WHAT IS BEING ASKED:
From the entries that follow, extract each line holding the string "magis".

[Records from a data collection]
§
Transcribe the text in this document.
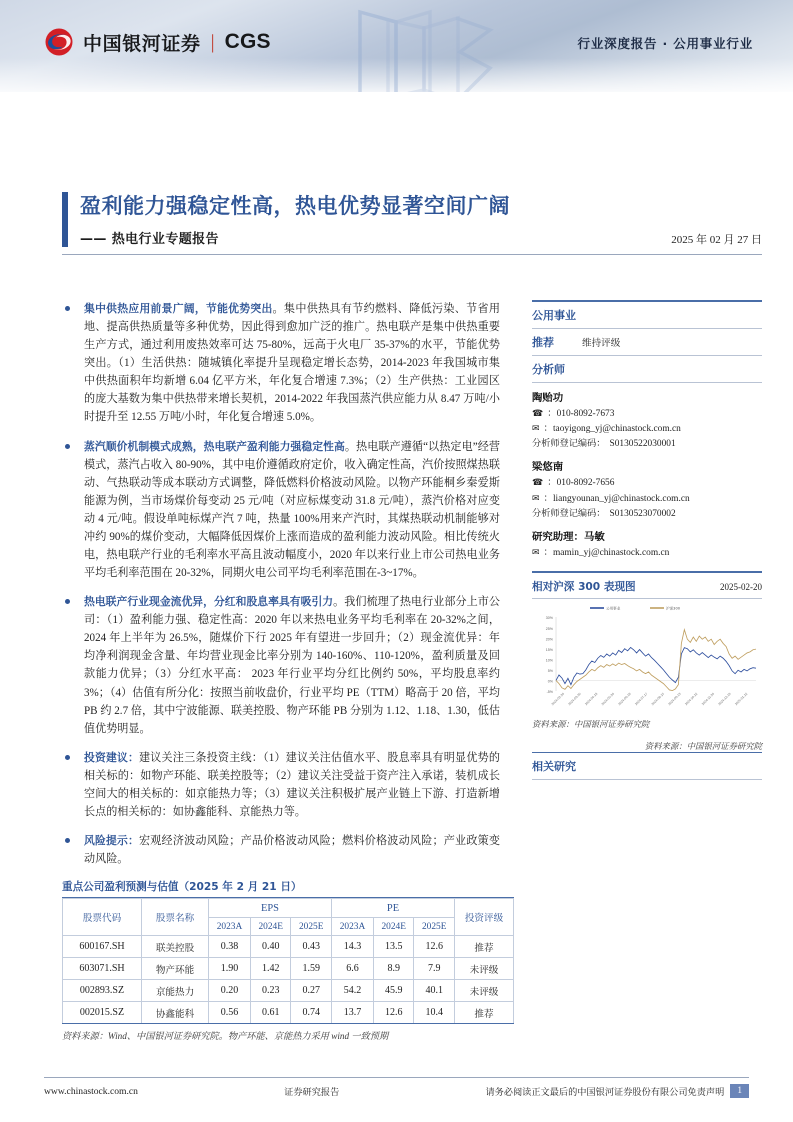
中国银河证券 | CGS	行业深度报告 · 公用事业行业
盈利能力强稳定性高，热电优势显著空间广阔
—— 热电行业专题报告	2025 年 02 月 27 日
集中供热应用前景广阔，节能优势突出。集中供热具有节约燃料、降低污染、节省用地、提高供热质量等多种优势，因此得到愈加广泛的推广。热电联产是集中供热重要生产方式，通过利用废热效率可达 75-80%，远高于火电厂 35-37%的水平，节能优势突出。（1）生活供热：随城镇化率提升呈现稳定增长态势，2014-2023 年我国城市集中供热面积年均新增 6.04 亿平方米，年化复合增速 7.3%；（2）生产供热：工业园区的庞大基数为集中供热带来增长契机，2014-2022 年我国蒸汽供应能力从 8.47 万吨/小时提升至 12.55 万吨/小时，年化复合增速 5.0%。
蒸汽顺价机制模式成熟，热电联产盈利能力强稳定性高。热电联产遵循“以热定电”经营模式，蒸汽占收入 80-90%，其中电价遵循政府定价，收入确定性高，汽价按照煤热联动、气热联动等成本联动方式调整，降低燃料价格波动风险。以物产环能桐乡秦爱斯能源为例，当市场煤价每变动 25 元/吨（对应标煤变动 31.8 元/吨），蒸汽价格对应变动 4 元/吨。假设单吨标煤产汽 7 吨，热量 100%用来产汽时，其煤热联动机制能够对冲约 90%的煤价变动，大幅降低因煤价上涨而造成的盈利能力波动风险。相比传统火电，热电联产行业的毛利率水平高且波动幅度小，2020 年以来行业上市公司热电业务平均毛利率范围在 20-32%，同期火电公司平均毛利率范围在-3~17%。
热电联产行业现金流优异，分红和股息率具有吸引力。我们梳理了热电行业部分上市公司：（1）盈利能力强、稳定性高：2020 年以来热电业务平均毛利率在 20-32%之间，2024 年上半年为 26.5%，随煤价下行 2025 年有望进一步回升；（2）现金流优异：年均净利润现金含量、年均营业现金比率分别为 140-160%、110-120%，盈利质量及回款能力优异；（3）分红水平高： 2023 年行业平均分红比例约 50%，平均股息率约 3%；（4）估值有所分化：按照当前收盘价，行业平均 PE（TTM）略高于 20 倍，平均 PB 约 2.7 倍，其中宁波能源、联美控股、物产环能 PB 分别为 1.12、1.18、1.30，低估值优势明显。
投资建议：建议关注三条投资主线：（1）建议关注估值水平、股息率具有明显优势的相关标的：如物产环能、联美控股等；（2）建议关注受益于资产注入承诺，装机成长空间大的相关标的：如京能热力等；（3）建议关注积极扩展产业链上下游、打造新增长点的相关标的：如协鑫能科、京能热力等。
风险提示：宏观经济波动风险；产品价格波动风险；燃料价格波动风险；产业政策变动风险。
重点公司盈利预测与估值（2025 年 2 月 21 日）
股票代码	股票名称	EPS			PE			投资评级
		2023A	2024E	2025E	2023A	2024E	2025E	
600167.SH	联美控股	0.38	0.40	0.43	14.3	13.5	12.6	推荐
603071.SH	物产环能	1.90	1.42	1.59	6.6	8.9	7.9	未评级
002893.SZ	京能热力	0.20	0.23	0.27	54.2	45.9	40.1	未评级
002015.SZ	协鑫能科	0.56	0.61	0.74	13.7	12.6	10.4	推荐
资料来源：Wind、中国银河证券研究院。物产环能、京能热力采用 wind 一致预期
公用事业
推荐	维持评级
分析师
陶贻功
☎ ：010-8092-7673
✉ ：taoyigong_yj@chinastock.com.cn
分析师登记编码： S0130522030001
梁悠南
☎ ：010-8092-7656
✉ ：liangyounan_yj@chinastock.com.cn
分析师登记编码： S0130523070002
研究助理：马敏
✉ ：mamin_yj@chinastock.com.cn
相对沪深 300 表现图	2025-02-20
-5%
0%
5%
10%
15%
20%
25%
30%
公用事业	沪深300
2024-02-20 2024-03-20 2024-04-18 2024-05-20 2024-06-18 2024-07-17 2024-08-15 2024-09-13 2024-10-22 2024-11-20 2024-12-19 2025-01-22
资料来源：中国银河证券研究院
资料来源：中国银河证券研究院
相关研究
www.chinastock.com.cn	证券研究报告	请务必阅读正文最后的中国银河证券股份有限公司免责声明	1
§
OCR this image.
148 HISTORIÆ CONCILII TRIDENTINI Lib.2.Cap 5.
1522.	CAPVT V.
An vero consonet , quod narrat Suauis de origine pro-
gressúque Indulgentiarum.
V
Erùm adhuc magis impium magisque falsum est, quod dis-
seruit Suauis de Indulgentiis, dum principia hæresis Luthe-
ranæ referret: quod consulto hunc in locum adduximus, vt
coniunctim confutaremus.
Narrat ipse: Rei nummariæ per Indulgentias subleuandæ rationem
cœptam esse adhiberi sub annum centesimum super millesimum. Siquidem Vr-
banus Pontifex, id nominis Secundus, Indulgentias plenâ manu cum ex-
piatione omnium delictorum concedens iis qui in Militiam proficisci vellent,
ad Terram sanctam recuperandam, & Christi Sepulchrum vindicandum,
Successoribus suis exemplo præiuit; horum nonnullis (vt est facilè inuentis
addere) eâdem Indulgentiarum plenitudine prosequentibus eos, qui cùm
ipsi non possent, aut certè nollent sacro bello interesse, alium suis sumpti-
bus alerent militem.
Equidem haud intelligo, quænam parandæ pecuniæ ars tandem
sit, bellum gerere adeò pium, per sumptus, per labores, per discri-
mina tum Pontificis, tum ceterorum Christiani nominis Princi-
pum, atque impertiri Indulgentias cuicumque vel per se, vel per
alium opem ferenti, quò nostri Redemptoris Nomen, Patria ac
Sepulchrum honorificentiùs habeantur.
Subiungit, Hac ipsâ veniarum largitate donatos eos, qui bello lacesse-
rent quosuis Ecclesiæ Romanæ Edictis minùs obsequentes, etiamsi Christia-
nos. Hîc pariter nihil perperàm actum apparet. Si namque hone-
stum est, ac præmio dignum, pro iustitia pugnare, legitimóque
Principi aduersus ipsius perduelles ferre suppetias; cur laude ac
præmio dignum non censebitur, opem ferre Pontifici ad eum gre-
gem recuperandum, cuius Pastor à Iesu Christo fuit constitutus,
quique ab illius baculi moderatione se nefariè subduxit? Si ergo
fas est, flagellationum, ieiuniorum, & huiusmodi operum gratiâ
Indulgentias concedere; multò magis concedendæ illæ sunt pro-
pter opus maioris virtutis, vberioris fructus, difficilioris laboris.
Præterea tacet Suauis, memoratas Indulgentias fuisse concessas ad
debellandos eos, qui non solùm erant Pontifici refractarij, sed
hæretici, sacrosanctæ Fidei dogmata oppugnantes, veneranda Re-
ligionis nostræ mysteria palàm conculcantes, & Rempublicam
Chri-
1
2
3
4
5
§
CORRECT RESPONSE:
Erùm adhuc magis impium magisque falsum est, quod dis-
Indulgentias concedere; multò magis concedendæ illæ sunt pro-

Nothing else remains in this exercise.